## [Task objective]
Write out the data below exactly as given, without any of its pictures.

- - - - - - -

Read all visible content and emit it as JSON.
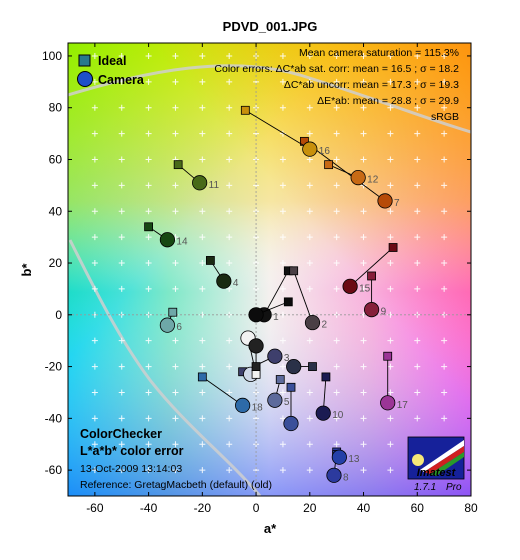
{
  "chart_data": {
    "type": "scatter",
    "title": "PDVD_001.JPG",
    "xlabel": "a*",
    "ylabel": "b*",
    "xlim": [
      -70,
      80
    ],
    "ylim": [
      -70,
      105
    ],
    "xticks": [
      -60,
      -40,
      -20,
      0,
      20,
      40,
      60,
      80
    ],
    "yticks": [
      -60,
      -40,
      -20,
      0,
      20,
      40,
      60,
      80,
      100
    ],
    "grid": "plus markers every 10 units",
    "legend": [
      {
        "name": "Ideal",
        "marker": "square"
      },
      {
        "name": "Camera",
        "marker": "circle"
      }
    ],
    "legend_position": "top-left",
    "stats": [
      "Mean camera saturation = 115.3%",
      "Color errors:  ΔC*ab sat. corr:  mean = 16.5 ;  σ = 18.2",
      "ΔC*ab uncorr:  mean = 17.3 ;  σ = 19.3",
      "ΔE*ab:  mean = 28.8 ;  σ = 29.9",
      "sRGB"
    ],
    "footer": {
      "line1": "ColorChecker",
      "line2": "L*a*b* color error",
      "line3": "13-Oct-2009 13:14:03",
      "line4": "Reference: GretagMacbeth (default) (old)"
    },
    "logo": {
      "brand": "Imatest",
      "version": "1.7.1",
      "edition": "Pro"
    },
    "patches": [
      {
        "id": 1,
        "ideal": [
          12,
          17
        ],
        "camera": [
          3,
          0
        ],
        "color": "#111111"
      },
      {
        "id": 2,
        "ideal": [
          14,
          17
        ],
        "camera": [
          21,
          -3
        ],
        "color": "#4a3f45"
      },
      {
        "id": 3,
        "ideal": [
          -5,
          -22
        ],
        "camera": [
          7,
          -16
        ],
        "color": "#3e3f6c"
      },
      {
        "id": 4,
        "ideal": [
          -17,
          21
        ],
        "camera": [
          -12,
          13
        ],
        "color": "#1a2a12"
      },
      {
        "id": 5,
        "ideal": [
          9,
          -25
        ],
        "camera": [
          7,
          -33
        ],
        "color": "#5d6a9c"
      },
      {
        "id": 6,
        "ideal": [
          -31,
          1
        ],
        "camera": [
          -33,
          -4
        ],
        "color": "#6ea8a8"
      },
      {
        "id": 7,
        "ideal": [
          18,
          67
        ],
        "camera": [
          48,
          44
        ],
        "color": "#b64a08"
      },
      {
        "id": 8,
        "ideal": [
          30,
          -53
        ],
        "camera": [
          29,
          -62
        ],
        "color": "#2c3a9e"
      },
      {
        "id": 9,
        "ideal": [
          43,
          15
        ],
        "camera": [
          43,
          2
        ],
        "color": "#861f3a"
      },
      {
        "id": 10,
        "ideal": [
          26,
          -24
        ],
        "camera": [
          25,
          -38
        ],
        "color": "#1b1b52"
      },
      {
        "id": 11,
        "ideal": [
          -29,
          58
        ],
        "camera": [
          -21,
          51
        ],
        "color": "#486a18"
      },
      {
        "id": 12,
        "ideal": [
          27,
          58
        ],
        "camera": [
          38,
          53
        ],
        "color": "#c76a15"
      },
      {
        "id": 13,
        "ideal": [
          30,
          -54
        ],
        "camera": [
          31,
          -55
        ],
        "color": "#2440a8"
      },
      {
        "id": 14,
        "ideal": [
          -40,
          34
        ],
        "camera": [
          -33,
          29
        ],
        "color": "#174813"
      },
      {
        "id": 15,
        "ideal": [
          51,
          26
        ],
        "camera": [
          35,
          11
        ],
        "color": "#6b0a14"
      },
      {
        "id": 16,
        "ideal": [
          -4,
          79
        ],
        "camera": [
          20,
          64
        ],
        "color": "#c8900c"
      },
      {
        "id": 17,
        "ideal": [
          49,
          -16
        ],
        "camera": [
          49,
          -34
        ],
        "color": "#9b3596"
      },
      {
        "id": 18,
        "ideal": [
          -20,
          -24
        ],
        "camera": [
          -5,
          -35
        ],
        "color": "#2d6aa8"
      },
      {
        "id": 19,
        "ideal": [
          0,
          -22
        ],
        "camera": [
          -2,
          -23
        ],
        "color": "#cfd8e8"
      },
      {
        "id": 20,
        "ideal": [
          0,
          -23
        ],
        "camera": [
          -3,
          -9
        ],
        "color": "#f2f2f2"
      },
      {
        "id": 21,
        "ideal": [
          0,
          -20
        ],
        "camera": [
          0,
          -12
        ],
        "color": "#222222"
      },
      {
        "id": 22,
        "ideal": [
          12,
          5
        ],
        "camera": [
          0,
          0
        ],
        "color": "#0c0c0c"
      },
      {
        "id": 23,
        "ideal": [
          21,
          -20
        ],
        "camera": [
          14,
          -20
        ],
        "color": "#2a3148"
      },
      {
        "id": 24,
        "ideal": [
          13,
          -28
        ],
        "camera": [
          13,
          -42
        ],
        "color": "#3a4f9a"
      }
    ]
  }
}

- - - - - - -

## [Result of this task]
Read all visible content and emit it as JSON.
{
  "chart_data": {
    "type": "scatter",
    "title": "PDVD_001.JPG",
    "xlabel": "a*",
    "ylabel": "b*",
    "xlim": [
      -70,
      80
    ],
    "ylim": [
      -70,
      105
    ],
    "xticks": [
      -60,
      -40,
      -20,
      0,
      20,
      40,
      60,
      80
    ],
    "yticks": [
      -60,
      -40,
      -20,
      0,
      20,
      40,
      60,
      80,
      100
    ],
    "grid": "plus markers every 10 units",
    "legend": [
      {
        "name": "Ideal",
        "marker": "square"
      },
      {
        "name": "Camera",
        "marker": "circle"
      }
    ],
    "legend_position": "top-left",
    "stats": [
      "Mean camera saturation = 115.3%",
      "Color errors:  ΔC*ab sat. corr:  mean = 16.5 ;  σ = 18.2",
      "ΔC*ab uncorr:  mean = 17.3 ;  σ = 19.3",
      "ΔE*ab:  mean = 28.8 ;  σ = 29.9",
      "sRGB"
    ],
    "footer": {
      "line1": "ColorChecker",
      "line2": "L*a*b* color error",
      "line3": "13-Oct-2009 13:14:03",
      "line4": "Reference: GretagMacbeth (default) (old)"
    },
    "logo": {
      "brand": "Imatest",
      "version": "1.7.1",
      "edition": "Pro"
    },
    "patches": [
      {
        "id": 1,
        "ideal": [
          12,
          17
        ],
        "camera": [
          3,
          0
        ],
        "color": "#111111"
      },
      {
        "id": 2,
        "ideal": [
          14,
          17
        ],
        "camera": [
          21,
          -3
        ],
        "color": "#4a3f45"
      },
      {
        "id": 3,
        "ideal": [
          -5,
          -22
        ],
        "camera": [
          7,
          -16
        ],
        "color": "#3e3f6c"
      },
      {
        "id": 4,
        "ideal": [
          -17,
          21
        ],
        "camera": [
          -12,
          13
        ],
        "color": "#1a2a12"
      },
      {
        "id": 5,
        "ideal": [
          9,
          -25
        ],
        "camera": [
          7,
          -33
        ],
        "color": "#5d6a9c"
      },
      {
        "id": 6,
        "ideal": [
          -31,
          1
        ],
        "camera": [
          -33,
          -4
        ],
        "color": "#6ea8a8"
      },
      {
        "id": 7,
        "ideal": [
          18,
          67
        ],
        "camera": [
          48,
          44
        ],
        "color": "#b64a08"
      },
      {
        "id": 8,
        "ideal": [
          30,
          -53
        ],
        "camera": [
          29,
          -62
        ],
        "color": "#2c3a9e"
      },
      {
        "id": 9,
        "ideal": [
          43,
          15
        ],
        "camera": [
          43,
          2
        ],
        "color": "#861f3a"
      },
      {
        "id": 10,
        "ideal": [
          26,
          -24
        ],
        "camera": [
          25,
          -38
        ],
        "color": "#1b1b52"
      },
      {
        "id": 11,
        "ideal": [
          -29,
          58
        ],
        "camera": [
          -21,
          51
        ],
        "color": "#486a18"
      },
      {
        "id": 12,
        "ideal": [
          27,
          58
        ],
        "camera": [
          38,
          53
        ],
        "color": "#c76a15"
      },
      {
        "id": 13,
        "ideal": [
          30,
          -54
        ],
        "camera": [
          31,
          -55
        ],
        "color": "#2440a8"
      },
      {
        "id": 14,
        "ideal": [
          -40,
          34
        ],
        "camera": [
          -33,
          29
        ],
        "color": "#174813"
      },
      {
        "id": 15,
        "ideal": [
          51,
          26
        ],
        "camera": [
          35,
          11
        ],
        "color": "#6b0a14"
      },
      {
        "id": 16,
        "ideal": [
          -4,
          79
        ],
        "camera": [
          20,
          64
        ],
        "color": "#c8900c"
      },
      {
        "id": 17,
        "ideal": [
          49,
          -16
        ],
        "camera": [
          49,
          -34
        ],
        "color": "#9b3596"
      },
      {
        "id": 18,
        "ideal": [
          -20,
          -24
        ],
        "camera": [
          -5,
          -35
        ],
        "color": "#2d6aa8"
      },
      {
        "id": 19,
        "ideal": [
          0,
          -22
        ],
        "camera": [
          -2,
          -23
        ],
        "color": "#cfd8e8"
      },
      {
        "id": 20,
        "ideal": [
          0,
          -23
        ],
        "camera": [
          -3,
          -9
        ],
        "color": "#f2f2f2"
      },
      {
        "id": 21,
        "ideal": [
          0,
          -20
        ],
        "camera": [
          0,
          -12
        ],
        "color": "#222222"
      },
      {
        "id": 22,
        "ideal": [
          12,
          5
        ],
        "camera": [
          0,
          0
        ],
        "color": "#0c0c0c"
      },
      {
        "id": 23,
        "ideal": [
          21,
          -20
        ],
        "camera": [
          14,
          -20
        ],
        "color": "#2a3148"
      },
      {
        "id": 24,
        "ideal": [
          13,
          -28
        ],
        "camera": [
          13,
          -42
        ],
        "color": "#3a4f9a"
      }
    ]
  }
}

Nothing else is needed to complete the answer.